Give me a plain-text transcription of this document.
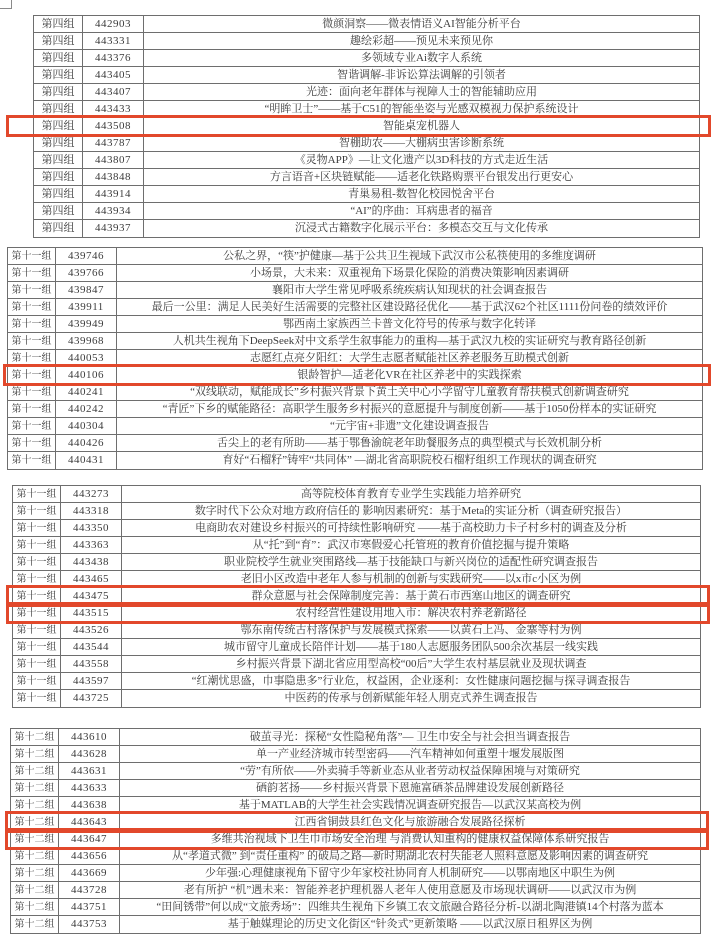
第四组	442903	微颜洞察——微表情语义AI智能分析平台
第四组	443331	趣绘彩超——预见未来预见你
第四组	443376	多领域专业Ai数字人系统
第四组	443405	智谐调解-非诉讼算法调解的引领者
第四组	443407	光迹：面向老年群体与视障人士的智能辅助应用
第四组	443433	“明眸卫士”——基于C51的智能坐姿与光感双模视力保护系统设计
第四组	443508	智能桌宠机器人
第四组	443787	智棚助农——大棚病虫害诊断系统
第四组	443807	《灵物APP》—让文化遗产以3D科技的方式走近生活
第四组	443848	方言语音+区块链赋能——适老化铁路购票平台银发出行更安心
第四组	443914	青巢易租-数智化校园悦舍平台
第四组	443934	“AI”的序曲：耳病患者的福音
第四组	443937	沉浸式古籍数字化展示平台：多模态交互与文化传承
第十一组	439746	公私之界，“筷”护健康—基于公共卫生视域下武汉市公私筷使用的多维度调研
第十一组	439766	小场景，大未来：双重视角下场景化保险的消费决策影响因素调研
第十一组	439847	襄阳市大学生常见呼吸系统疾病认知现状的社会调查报告
第十一组	439911	最后一公里：满足人民美好生活需要的完整社区建设路径优化——基于武汉62个社区1111份问卷的绩效评价
第十一组	439949	鄂西南土家族西兰卡普文化符号的传承与数字化转译
第十一组	439968	人机共生视角下DeepSeek对中文系学生叙事能力的重构—基于武汉九校的实证研究与教育路径创新
第十一组	440053	志愿红点亮夕阳红：大学生志愿者赋能社区养老服务互助模式创新
第十一组	440106	银龄智护—适老化VR在社区养老中的实践探索
第十一组	440241	“双线联动，赋能成长”乡村振兴背景下黄土关中心小学留守儿童教育帮扶模式创新调查研究
第十一组	440242	“青匠”下乡的赋能路径：高职学生服务乡村振兴的意愿提升与制度创新——基于1050份样本的实证研究
第十一组	440304	“元宇宙+非遗”文化建设调查报告
第十一组	440426	舌尖上的老有所助——基于鄂鲁渝皖老年助餐服务点的典型模式与长效机制分析
第十一组	440431	育好“石榴籽”铸牢“共同体” —湖北省高职院校石榴籽组织工作现状的调查研究
第十一组	443273	高等院校体育教育专业学生实践能力培养研究
第十一组	443318	数字时代下公众对地方政府信任的 影响因素研究：基于Meta的实证分析（调查研究报告）
第十一组	443350	电商助农对建设乡村振兴的可持续性影响研究 ——基于高校助力卡子村乡村的调查及分析
第十一组	443363	从“托”到“育”：武汉市寒假爱心托管班的教育价值挖掘与提升策略
第十一组	443438	职业院校学生就业突围路线—基于技能缺口与新兴岗位的适配性研究调查报告
第十一组	443465	老旧小区改造中老年人参与机制的创新与实践研究——以x市c小区为例
第十一组	443475	群众意愿与社会保障制度完善：基于黄石市西塞山地区的调查研究
第十一组	443515	农村经营性建设用地入市：解决农村养老新路径
第十一组	443526	鄂东南传统古村落保护与发展模式探索——以黄石上冯、金寨等村为例
第十一组	443544	城市留守儿童成长陪伴计划——基于180人志愿服务团队500余次基层一线实践
第十一组	443558	乡村振兴背景下湖北省应用型高校“00后”大学生农村基层就业及现状调查
第十一组	443597	“红潮忧思盛，巾事隐患多”行业危，权益困，企业逐利：女性健康问题挖掘与探寻调查报告
第十一组	443725	中医药的传承与创新赋能年轻人朋克式养生调查报告
第十二组	443610	破茧寻光：探秘“女性隐秘角落”— 卫生巾安全与社会担当调查报告
第十二组	443628	单一产业经济城市转型密码——汽车精神如何重塑十堰发展版图
第十二组	443631	“劳”有所依——外卖骑手等新业态从业者劳动权益保障困境与对策研究
第十二组	443633	硒韵茗扬——乡村振兴背景下恩施富硒茶品牌建设发展创新路径
第十二组	443638	基于MATLAB的大学生社会实践情况调查研究报告—以武汉某高校为例
第十二组	443643	江西省铜鼓县红色文化与旅游融合发展路径探析
第十二组	443647	多维共治视域下卫生巾市场安全治理 与消费认知重构的健康权益保障体系研究报告
第十二组	443656	从“孝道式微” 到“责任重构” 的破局之路—新时期湖北农村失能老人照料意愿及影响因素的调查研究
第十二组	443669	少年强:心理健康视角下留守少年家校社协同育人机制研究——以鄂南地区中职生为例
第十二组	443728	老有所护 “机”遇未来：智能养老护理机器人老年人使用意愿及市场现状调研——以武汉市为例
第十二组	443751	“田间锈带”何以成“文旅秀场”：四维共生视角下乡镇工农文旅融合路径分析-以湖北陶港镇14个村落为蓝本
第十二组	443753	基于触媒理论的历史文化街区“针灸式”更新策略 ——以武汉原日租界区为例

───

> [Description of the task]
Repeat everything in the records precisely. Images are excluded from the copy.

> [Solution to the exercise]
Give me a plain-text transcription of this document.
第四组	442903	微颜洞察——微表情语义AI智能分析平台
第四组	443331	趣绘彩超——预见未来预见你
第四组	443376	多领域专业Ai数字人系统
第四组	443405	智谐调解-非诉讼算法调解的引领者
第四组	443407	光迹：面向老年群体与视障人士的智能辅助应用
第四组	443433	“明眸卫士”——基于C51的智能坐姿与光感双模视力保护系统设计
第四组	443508	智能桌宠机器人
第四组	443787	智棚助农——大棚病虫害诊断系统
第四组	443807	《灵物APP》—让文化遗产以3D科技的方式走近生活
第四组	443848	方言语音+区块链赋能——适老化铁路购票平台银发出行更安心
第四组	443914	青巢易租-数智化校园悦舍平台
第四组	443934	“AI”的序曲：耳病患者的福音
第四组	443937	沉浸式古籍数字化展示平台：多模态交互与文化传承
第十一组	439746	公私之界，“筷”护健康—基于公共卫生视域下武汉市公私筷使用的多维度调研
第十一组	439766	小场景，大未来：双重视角下场景化保险的消费决策影响因素调研
第十一组	439847	襄阳市大学生常见呼吸系统疾病认知现状的社会调查报告
第十一组	439911	最后一公里：满足人民美好生活需要的完整社区建设路径优化——基于武汉62个社区1111份问卷的绩效评价
第十一组	439949	鄂西南土家族西兰卡普文化符号的传承与数字化转译
第十一组	439968	人机共生视角下DeepSeek对中文系学生叙事能力的重构—基于武汉九校的实证研究与教育路径创新
第十一组	440053	志愿红点亮夕阳红：大学生志愿者赋能社区养老服务互助模式创新
第十一组	440106	银龄智护—适老化VR在社区养老中的实践探索
第十一组	440241	“双线联动，赋能成长”乡村振兴背景下黄土关中心小学留守儿童教育帮扶模式创新调查研究
第十一组	440242	“青匠”下乡的赋能路径：高职学生服务乡村振兴的意愿提升与制度创新——基于1050份样本的实证研究
第十一组	440304	“元宇宙+非遗”文化建设调查报告
第十一组	440426	舌尖上的老有所助——基于鄂鲁渝皖老年助餐服务点的典型模式与长效机制分析
第十一组	440431	育好“石榴籽”铸牢“共同体” —湖北省高职院校石榴籽组织工作现状的调查研究
第十一组	443273	高等院校体育教育专业学生实践能力培养研究
第十一组	443318	数字时代下公众对地方政府信任的 影响因素研究：基于Meta的实证分析（调查研究报告）
第十一组	443350	电商助农对建设乡村振兴的可持续性影响研究 ——基于高校助力卡子村乡村的调查及分析
第十一组	443363	从“托”到“育”：武汉市寒假爱心托管班的教育价值挖掘与提升策略
第十一组	443438	职业院校学生就业突围路线—基于技能缺口与新兴岗位的适配性研究调查报告
第十一组	443465	老旧小区改造中老年人参与机制的创新与实践研究——以x市c小区为例
第十一组	443475	群众意愿与社会保障制度完善：基于黄石市西塞山地区的调查研究
第十一组	443515	农村经营性建设用地入市：解决农村养老新路径
第十一组	443526	鄂东南传统古村落保护与发展模式探索——以黄石上冯、金寨等村为例
第十一组	443544	城市留守儿童成长陪伴计划——基于180人志愿服务团队500余次基层一线实践
第十一组	443558	乡村振兴背景下湖北省应用型高校“00后”大学生农村基层就业及现状调查
第十一组	443597	“红潮忧思盛，巾事隐患多”行业危，权益困，企业逐利：女性健康问题挖掘与探寻调查报告
第十一组	443725	中医药的传承与创新赋能年轻人朋克式养生调查报告
第十二组	443610	破茧寻光：探秘“女性隐秘角落”— 卫生巾安全与社会担当调查报告
第十二组	443628	单一产业经济城市转型密码——汽车精神如何重塑十堰发展版图
第十二组	443631	“劳”有所依——外卖骑手等新业态从业者劳动权益保障困境与对策研究
第十二组	443633	硒韵茗扬——乡村振兴背景下恩施富硒茶品牌建设发展创新路径
第十二组	443638	基于MATLAB的大学生社会实践情况调查研究报告—以武汉某高校为例
第十二组	443643	江西省铜鼓县红色文化与旅游融合发展路径探析
第十二组	443647	多维共治视域下卫生巾市场安全治理 与消费认知重构的健康权益保障体系研究报告
第十二组	443656	从“孝道式微” 到“责任重构” 的破局之路—新时期湖北农村失能老人照料意愿及影响因素的调查研究
第十二组	443669	少年强:心理健康视角下留守少年家校社协同育人机制研究——以鄂南地区中职生为例
第十二组	443728	老有所护 “机”遇未来：智能养老护理机器人老年人使用意愿及市场现状调研——以武汉市为例
第十二组	443751	“田间锈带”何以成“文旅秀场”：四维共生视角下乡镇工农文旅融合路径分析-以湖北陶港镇14个村落为蓝本
第十二组	443753	基于触媒理论的历史文化街区“针灸式”更新策略 ——以武汉原日租界区为例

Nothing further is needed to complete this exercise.